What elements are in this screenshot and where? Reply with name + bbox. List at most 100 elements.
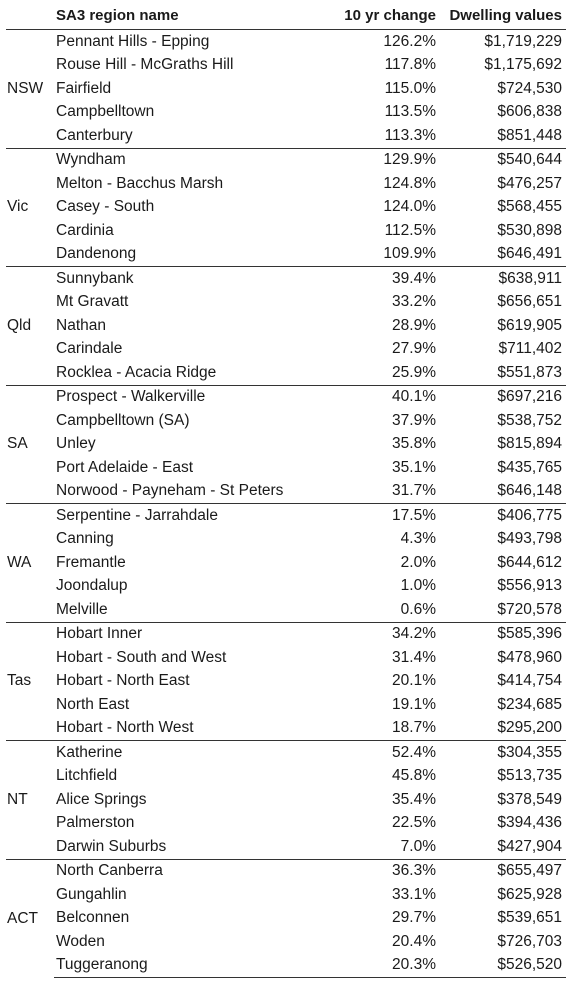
state-group: Tas Hobart Inner 34.2% $585,396 Hobart - Sou… xyxy=(6,621,566,741)
dwelling-value-cell: $513,735 xyxy=(497,767,562,785)
region-name-cell: Casey - South xyxy=(56,198,155,216)
table-row: Dandenong 109.9% $646,491 xyxy=(6,243,566,267)
region-name-cell: Hobart Inner xyxy=(54,621,316,646)
dwelling-value-cell: $656,651 xyxy=(497,293,562,311)
ten-year-change-cell: 29.7% xyxy=(392,909,436,927)
ten-year-change-cell: 4.3% xyxy=(400,530,436,548)
table-row: Tas Hobart Inner 34.2% $585,396 xyxy=(6,621,566,741)
table-row: Vic Wyndham 129.9% $540,644 xyxy=(6,147,566,267)
ten-year-change-cell: 124.8% xyxy=(383,174,436,192)
dwelling-value-cell: $585,396 xyxy=(440,621,566,646)
table-row: Melton - Bacchus Marsh 124.8% $476,257 xyxy=(6,172,566,196)
ten-year-change-cell: 22.5% xyxy=(392,814,436,832)
dwelling-value-cell: $526,520 xyxy=(440,953,566,978)
dwelling-value-cell: $394,436 xyxy=(497,814,562,832)
table-row: WA Serpentine - Jarrahdale 17.5% $406,775 xyxy=(6,503,566,622)
region-name-cell: Prospect - Walkerville xyxy=(54,384,316,409)
table-row: Casey - South 124.0% $568,455 xyxy=(6,196,566,220)
state-label: ACT xyxy=(6,858,54,978)
ten-year-change-cell: 37.9% xyxy=(392,411,436,429)
region-name-column-header: SA3 region name xyxy=(56,7,179,24)
dwelling-value-cell: $646,148 xyxy=(497,482,562,500)
region-name-cell: North Canberra xyxy=(54,858,316,883)
state-label: WA xyxy=(6,503,54,622)
ten-year-change-cell: 34.2% xyxy=(316,621,440,646)
region-name-cell: Rocklea - Acacia Ridge xyxy=(56,363,217,381)
ten-year-change-cell: 25.9% xyxy=(392,363,436,381)
dwelling-value-cell: $378,549 xyxy=(497,790,562,808)
region-name-cell: Nathan xyxy=(56,316,106,334)
dwelling-value-cell: $697,216 xyxy=(440,384,566,409)
table-row: Unley 35.8% $815,894 xyxy=(6,433,566,457)
state-group: NT Katherine 52.4% $304,355 Litchfield 45.8% $… xyxy=(6,740,566,859)
table-row: Norwood - Payneham - St Peters 31.7% $646,… xyxy=(6,480,566,504)
ten-year-change-cell: 20.1% xyxy=(392,672,436,690)
table-row: Campbelltown 113.5% $606,838 xyxy=(6,101,566,125)
table-row: Nathan 28.9% $619,905 xyxy=(6,314,566,338)
ten-year-change-cell: 117.8% xyxy=(384,56,436,74)
region-name-cell: Canterbury xyxy=(56,126,133,144)
dwelling-value-cell: $625,928 xyxy=(497,885,562,903)
dwelling-value-cell: $724,530 xyxy=(497,79,562,97)
region-name-cell: Cardinia xyxy=(56,221,114,239)
ten-year-change-cell: 129.9% xyxy=(316,147,440,172)
dwelling-value-cell: $493,798 xyxy=(497,530,562,548)
region-name-cell: Palmerston xyxy=(56,814,135,832)
region-name-cell: Carindale xyxy=(56,340,123,358)
region-name-cell: Melville xyxy=(56,600,108,618)
ten-year-change-cell: 33.1% xyxy=(392,885,436,903)
dwelling-value-cell: $606,838 xyxy=(497,103,562,121)
ten-year-change-cell: 31.7% xyxy=(392,482,436,500)
ten-year-change-cell: 0.6% xyxy=(400,600,436,618)
region-name-cell: Belconnen xyxy=(56,909,130,927)
dwelling-values-table: SA3 region name 10 yr change Dwelling va… xyxy=(6,2,566,978)
state-group: NSW Pennant Hills - Epping 126.2% $1,719,22… xyxy=(6,29,566,148)
region-name-cell: Woden xyxy=(56,932,105,950)
region-name-cell: Litchfield xyxy=(56,767,118,785)
table-row: ACT North Canberra 36.3% $655,497 xyxy=(6,858,566,978)
state-column-header xyxy=(6,2,54,30)
region-name-cell: Katherine xyxy=(54,740,316,765)
ten-year-change-cell: 39.4% xyxy=(316,266,440,291)
ten-year-change-cell: 27.9% xyxy=(392,340,436,358)
dwelling-value-cell: $540,644 xyxy=(440,147,566,172)
region-name-cell: Mt Gravatt xyxy=(56,293,129,311)
state-group: ACT North Canberra 36.3% $655,497 Gungahlin 3… xyxy=(6,858,566,978)
dwelling-value-cell: $726,703 xyxy=(497,932,562,950)
region-name-cell: North East xyxy=(56,695,130,713)
table-row: North East 19.1% $234,685 xyxy=(6,693,566,717)
ten-year-change-cell: 113.3% xyxy=(384,126,436,144)
ten-year-change-cell: 36.3% xyxy=(316,858,440,883)
ten-year-change-cell: 18.7% xyxy=(392,719,436,737)
table-row: Fremantle 2.0% $644,612 xyxy=(6,551,566,575)
table-row: Qld Sunnybank 39.4% $638,911 xyxy=(6,266,566,385)
region-name-cell: Rouse Hill - McGraths Hill xyxy=(56,56,234,74)
table-row: Tuggeranong 20.3% $526,520 xyxy=(6,953,566,978)
dwelling-value-cell: $295,200 xyxy=(497,719,562,737)
region-name-cell: Sunnybank xyxy=(54,266,316,291)
ten-year-change-cell: 17.5% xyxy=(316,503,440,528)
table-row: Hobart - North West 18.7% $295,200 xyxy=(6,717,566,741)
region-name-cell: Fairfield xyxy=(56,79,112,97)
ten-year-change-cell: 109.9% xyxy=(383,245,436,263)
table-row: Port Adelaide - East 35.1% $435,765 xyxy=(6,456,566,480)
ten-year-change-cell: 124.0% xyxy=(383,198,436,216)
ten-year-change-cell: 126.2% xyxy=(316,29,440,54)
region-name-cell: Fremantle xyxy=(56,553,126,571)
dwelling-value-cell: $638,911 xyxy=(440,266,566,291)
dwelling-value-cell: $414,754 xyxy=(497,672,562,690)
ten-year-change-cell: 35.1% xyxy=(392,458,436,476)
region-name-cell: Gungahlin xyxy=(56,885,127,903)
table-row: Litchfield 45.8% $513,735 xyxy=(6,765,566,789)
ten-year-change-cell: 52.4% xyxy=(316,740,440,765)
dwelling-value-cell: $476,257 xyxy=(497,174,562,192)
ten-year-change-cell: 33.2% xyxy=(392,293,436,311)
dwelling-value-cell: $644,612 xyxy=(497,553,562,571)
table-row: Hobart - North East 20.1% $414,754 xyxy=(6,670,566,694)
table-row: Cardinia 112.5% $530,898 xyxy=(6,219,566,243)
state-label: SA xyxy=(6,384,54,504)
table-row: Mt Gravatt 33.2% $656,651 xyxy=(6,291,566,315)
table-row: Canterbury 113.3% $851,448 xyxy=(6,124,566,148)
region-name-cell: Hobart - South and West xyxy=(56,648,227,666)
table-row: Belconnen 29.7% $539,651 xyxy=(6,907,566,931)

* EXERCISE TASK: Edit the records from the line with "state-group: Tas Hobart" to the line with "state-label: WA xyxy=(6,503,54,622)", replacing "dwelling-value-cell" with "median-value-cell" and leaving everything else unchanged. Return only those lines.

* RESPONSE TO THE TASK:
state-group: Tas Hobart Inner 34.2% $585,396 Hobart - Sou… xyxy=(6,621,566,741)
median-value-cell: $513,735 xyxy=(497,767,562,785)
region-name-cell: Casey - South xyxy=(56,198,155,216)
table-row: Dandenong 109.9% $646,491 xyxy=(6,243,566,267)
region-name-cell: Hobart Inner xyxy=(54,621,316,646)
median-value-cell: $656,651 xyxy=(497,293,562,311)
ten-year-change-cell: 29.7% xyxy=(392,909,436,927)
ten-year-change-cell: 4.3% xyxy=(400,530,436,548)
table-row: Tas Hobart Inner 34.2% $585,396 xyxy=(6,621,566,741)
table-row: Vic Wyndham 129.9% $540,644 xyxy=(6,147,566,267)
ten-year-change-cell: 124.8% xyxy=(383,174,436,192)
median-value-cell: $585,396 xyxy=(440,621,566,646)
table-row: Melton - Bacchus Marsh 124.8% $476,257 xyxy=(6,172,566,196)
ten-year-change-cell: 22.5% xyxy=(392,814,436,832)
median-value-cell: $526,520 xyxy=(440,953,566,978)
median-value-cell: $394,436 xyxy=(497,814,562,832)
table-row: WA Serpentine - Jarrahdale 17.5% $406,775 xyxy=(6,503,566,622)
region-name-cell: Prospect - Walkerville xyxy=(54,384,316,409)
table-row: Casey - South 124.0% $568,455 xyxy=(6,196,566,220)
state-label: ACT xyxy=(6,858,54,978)
ten-year-change-cell: 37.9% xyxy=(392,411,436,429)
region-name-column-header: SA3 region name xyxy=(56,7,179,24)
median-value-cell: $646,148 xyxy=(497,482,562,500)
region-name-cell: North Canberra xyxy=(54,858,316,883)
state-label: WA xyxy=(6,503,54,622)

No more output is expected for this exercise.